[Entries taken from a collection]
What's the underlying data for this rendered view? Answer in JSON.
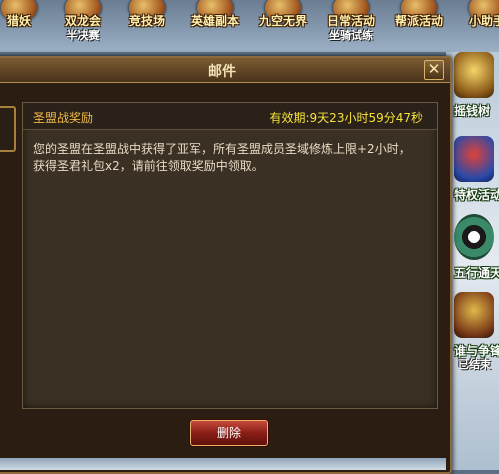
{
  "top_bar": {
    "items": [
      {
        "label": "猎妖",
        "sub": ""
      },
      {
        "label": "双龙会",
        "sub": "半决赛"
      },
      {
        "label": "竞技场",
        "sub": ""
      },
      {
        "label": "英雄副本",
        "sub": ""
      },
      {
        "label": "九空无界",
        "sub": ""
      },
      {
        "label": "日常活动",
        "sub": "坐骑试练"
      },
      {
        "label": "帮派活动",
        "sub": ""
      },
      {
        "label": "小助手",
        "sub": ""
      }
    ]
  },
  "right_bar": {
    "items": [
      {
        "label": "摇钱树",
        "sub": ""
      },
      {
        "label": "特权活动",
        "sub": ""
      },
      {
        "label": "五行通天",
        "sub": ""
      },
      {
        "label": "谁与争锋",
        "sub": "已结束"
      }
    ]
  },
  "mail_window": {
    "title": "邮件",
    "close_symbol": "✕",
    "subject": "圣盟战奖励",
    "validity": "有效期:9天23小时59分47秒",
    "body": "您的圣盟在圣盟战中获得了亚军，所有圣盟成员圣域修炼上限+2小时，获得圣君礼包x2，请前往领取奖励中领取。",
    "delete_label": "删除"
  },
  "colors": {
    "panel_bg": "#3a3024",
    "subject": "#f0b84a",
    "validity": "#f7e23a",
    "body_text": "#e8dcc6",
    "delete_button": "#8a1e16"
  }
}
---
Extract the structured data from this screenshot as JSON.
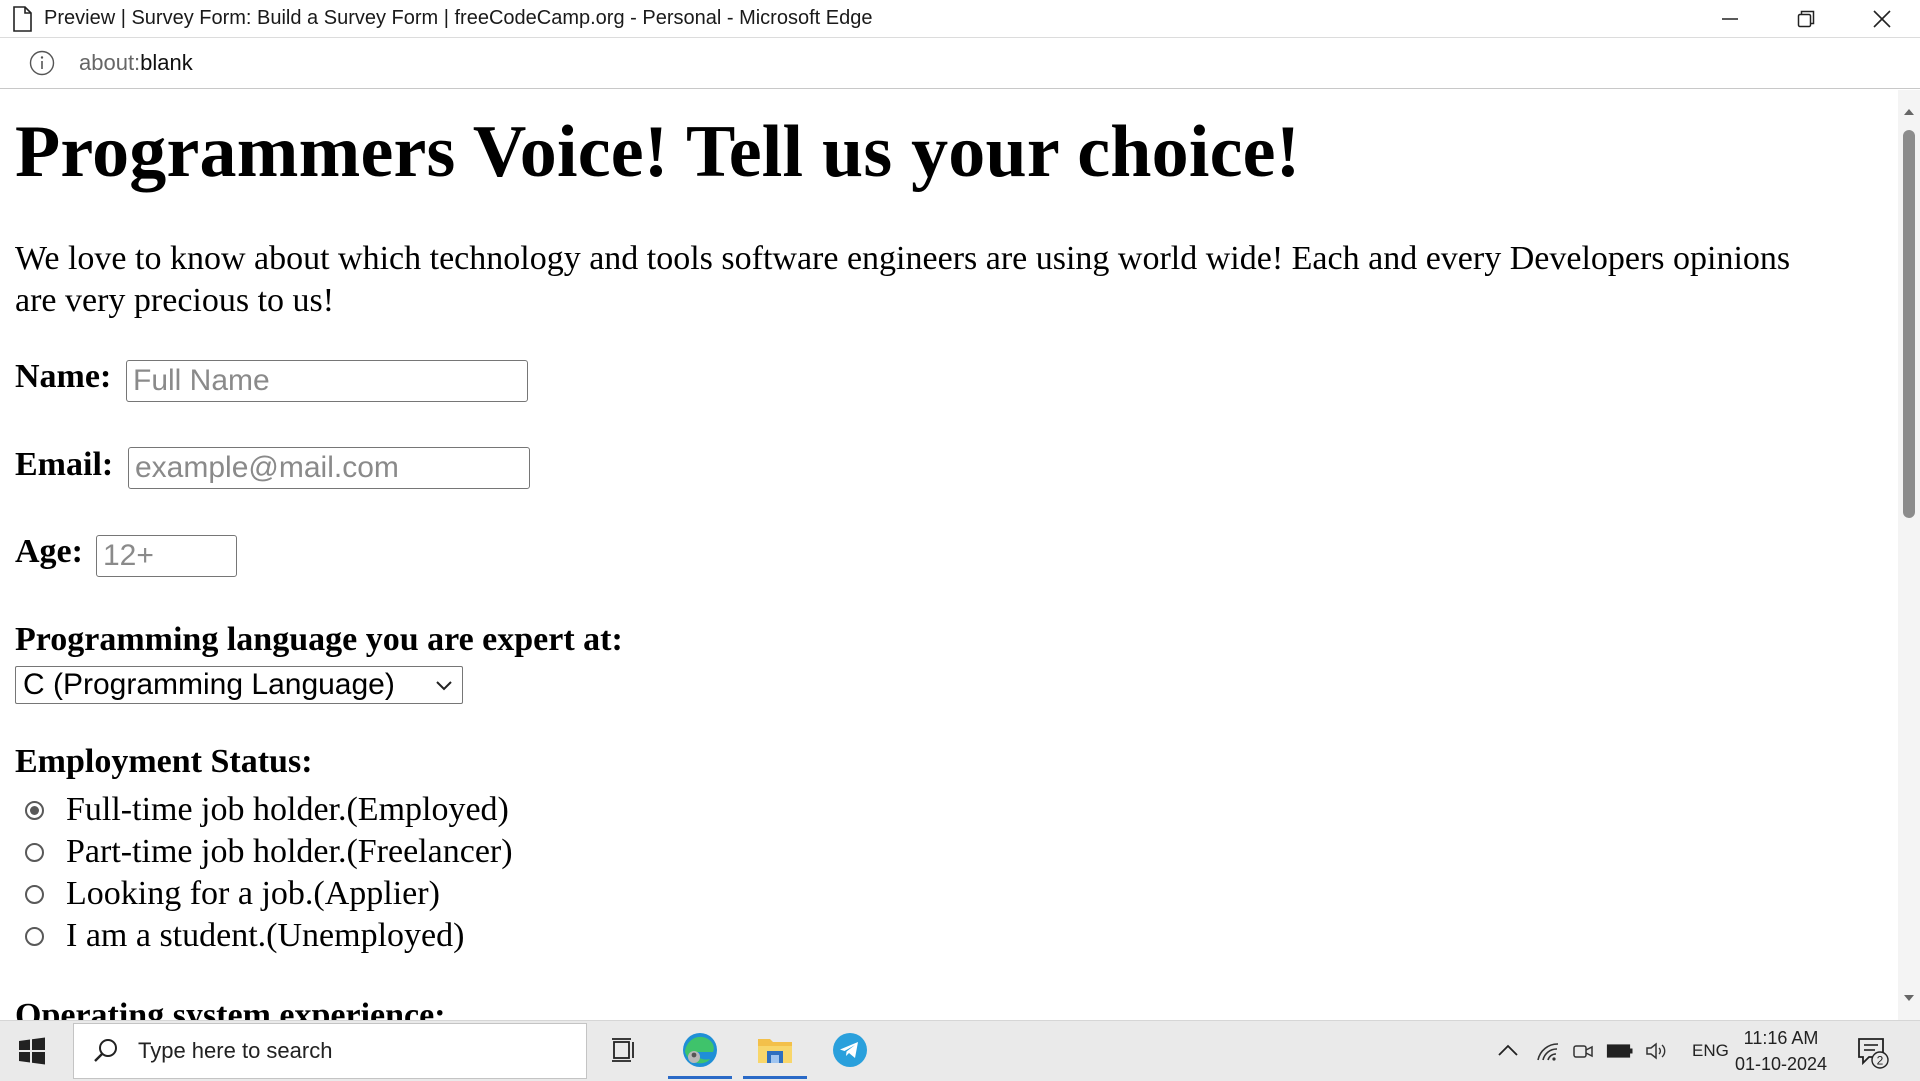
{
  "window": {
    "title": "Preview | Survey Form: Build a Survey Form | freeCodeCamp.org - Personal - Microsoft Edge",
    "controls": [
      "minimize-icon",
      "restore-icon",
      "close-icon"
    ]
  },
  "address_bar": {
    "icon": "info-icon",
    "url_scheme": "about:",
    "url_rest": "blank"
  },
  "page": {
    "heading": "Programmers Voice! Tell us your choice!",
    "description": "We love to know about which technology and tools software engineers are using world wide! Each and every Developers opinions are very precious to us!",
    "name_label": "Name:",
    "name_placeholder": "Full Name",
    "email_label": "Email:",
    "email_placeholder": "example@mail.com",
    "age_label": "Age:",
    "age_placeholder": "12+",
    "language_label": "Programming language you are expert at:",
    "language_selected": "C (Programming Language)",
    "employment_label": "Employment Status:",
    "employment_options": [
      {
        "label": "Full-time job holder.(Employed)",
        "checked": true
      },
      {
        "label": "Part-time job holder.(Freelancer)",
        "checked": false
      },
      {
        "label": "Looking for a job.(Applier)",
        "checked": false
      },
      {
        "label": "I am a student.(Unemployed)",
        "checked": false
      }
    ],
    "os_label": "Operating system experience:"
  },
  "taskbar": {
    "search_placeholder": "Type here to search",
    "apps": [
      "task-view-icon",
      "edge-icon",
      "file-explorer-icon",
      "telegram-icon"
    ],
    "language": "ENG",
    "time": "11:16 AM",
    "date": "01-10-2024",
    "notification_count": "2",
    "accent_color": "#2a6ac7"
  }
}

» **Job**
Return the lines of the records that include the string "data".

» **Result below**
What's the underlying data for this rendered view? Answer in JSON.
Extract the structured data from this screenshot as JSON.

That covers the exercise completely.